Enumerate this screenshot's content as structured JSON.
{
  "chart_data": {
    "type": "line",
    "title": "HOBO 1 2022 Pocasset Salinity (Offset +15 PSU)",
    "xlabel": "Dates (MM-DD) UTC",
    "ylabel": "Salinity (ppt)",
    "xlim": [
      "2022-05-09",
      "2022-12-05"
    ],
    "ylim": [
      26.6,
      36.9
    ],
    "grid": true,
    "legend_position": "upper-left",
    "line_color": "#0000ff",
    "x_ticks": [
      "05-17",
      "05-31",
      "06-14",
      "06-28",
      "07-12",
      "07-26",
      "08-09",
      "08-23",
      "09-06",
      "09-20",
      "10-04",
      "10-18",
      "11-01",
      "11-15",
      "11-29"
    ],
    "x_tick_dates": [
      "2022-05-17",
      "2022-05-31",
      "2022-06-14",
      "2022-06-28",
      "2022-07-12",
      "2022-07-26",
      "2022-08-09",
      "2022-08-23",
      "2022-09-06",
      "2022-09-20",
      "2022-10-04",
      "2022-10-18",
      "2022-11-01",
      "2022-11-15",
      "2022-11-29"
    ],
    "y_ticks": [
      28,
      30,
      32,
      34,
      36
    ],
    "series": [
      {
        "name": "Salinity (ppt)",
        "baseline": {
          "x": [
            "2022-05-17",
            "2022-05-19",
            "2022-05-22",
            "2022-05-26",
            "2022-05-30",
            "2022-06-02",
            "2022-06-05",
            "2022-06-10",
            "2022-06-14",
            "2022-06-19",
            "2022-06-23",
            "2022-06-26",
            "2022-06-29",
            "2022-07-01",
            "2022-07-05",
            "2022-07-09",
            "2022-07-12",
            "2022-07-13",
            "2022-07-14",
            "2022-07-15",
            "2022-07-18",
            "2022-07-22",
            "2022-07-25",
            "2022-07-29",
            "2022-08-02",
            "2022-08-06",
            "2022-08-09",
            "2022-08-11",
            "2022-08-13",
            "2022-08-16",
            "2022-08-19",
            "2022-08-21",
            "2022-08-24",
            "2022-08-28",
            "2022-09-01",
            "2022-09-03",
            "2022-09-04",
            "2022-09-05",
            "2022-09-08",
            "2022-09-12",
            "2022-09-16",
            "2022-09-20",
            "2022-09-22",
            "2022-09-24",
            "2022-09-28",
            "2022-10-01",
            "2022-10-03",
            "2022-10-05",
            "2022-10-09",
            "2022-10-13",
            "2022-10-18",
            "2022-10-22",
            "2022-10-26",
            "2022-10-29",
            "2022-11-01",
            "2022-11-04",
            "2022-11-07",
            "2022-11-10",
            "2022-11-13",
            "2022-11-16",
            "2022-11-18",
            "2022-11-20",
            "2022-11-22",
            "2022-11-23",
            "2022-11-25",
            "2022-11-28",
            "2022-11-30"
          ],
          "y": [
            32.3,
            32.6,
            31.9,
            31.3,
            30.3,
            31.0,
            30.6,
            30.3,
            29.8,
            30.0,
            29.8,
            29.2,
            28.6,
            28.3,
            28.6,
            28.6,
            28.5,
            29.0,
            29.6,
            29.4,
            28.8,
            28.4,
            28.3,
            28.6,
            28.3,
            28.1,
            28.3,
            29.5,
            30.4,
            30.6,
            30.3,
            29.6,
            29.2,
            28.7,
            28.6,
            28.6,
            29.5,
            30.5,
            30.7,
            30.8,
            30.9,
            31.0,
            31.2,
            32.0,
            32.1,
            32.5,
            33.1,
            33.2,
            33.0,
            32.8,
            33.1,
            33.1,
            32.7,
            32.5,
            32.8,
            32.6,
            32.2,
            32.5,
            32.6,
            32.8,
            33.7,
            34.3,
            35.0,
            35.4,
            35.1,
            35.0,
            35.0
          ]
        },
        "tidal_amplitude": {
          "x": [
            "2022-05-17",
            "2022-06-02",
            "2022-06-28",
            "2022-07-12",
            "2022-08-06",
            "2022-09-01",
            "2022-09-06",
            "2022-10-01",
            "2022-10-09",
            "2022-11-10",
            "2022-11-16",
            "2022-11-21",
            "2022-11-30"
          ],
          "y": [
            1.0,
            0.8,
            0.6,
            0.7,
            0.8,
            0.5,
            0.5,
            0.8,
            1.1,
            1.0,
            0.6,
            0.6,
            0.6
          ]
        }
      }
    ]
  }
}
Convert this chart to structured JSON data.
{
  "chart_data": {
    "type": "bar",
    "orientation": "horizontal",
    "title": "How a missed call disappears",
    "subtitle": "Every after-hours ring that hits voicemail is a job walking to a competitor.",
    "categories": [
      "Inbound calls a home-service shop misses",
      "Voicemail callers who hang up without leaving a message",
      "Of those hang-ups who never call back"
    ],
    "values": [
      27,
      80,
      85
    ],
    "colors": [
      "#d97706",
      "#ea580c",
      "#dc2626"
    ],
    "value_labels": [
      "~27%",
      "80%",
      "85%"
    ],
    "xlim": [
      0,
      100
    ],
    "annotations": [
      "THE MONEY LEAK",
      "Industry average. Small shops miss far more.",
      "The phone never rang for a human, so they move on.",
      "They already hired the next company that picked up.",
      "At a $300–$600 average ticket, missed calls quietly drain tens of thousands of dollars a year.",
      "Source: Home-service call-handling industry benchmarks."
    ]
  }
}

-----

- [Your task]
From the data above, copy each line that holds "service".

- [Full output]
      "Inbound calls a home-service shop misses",
      "Source: Home-service call-handling industry benchmarks."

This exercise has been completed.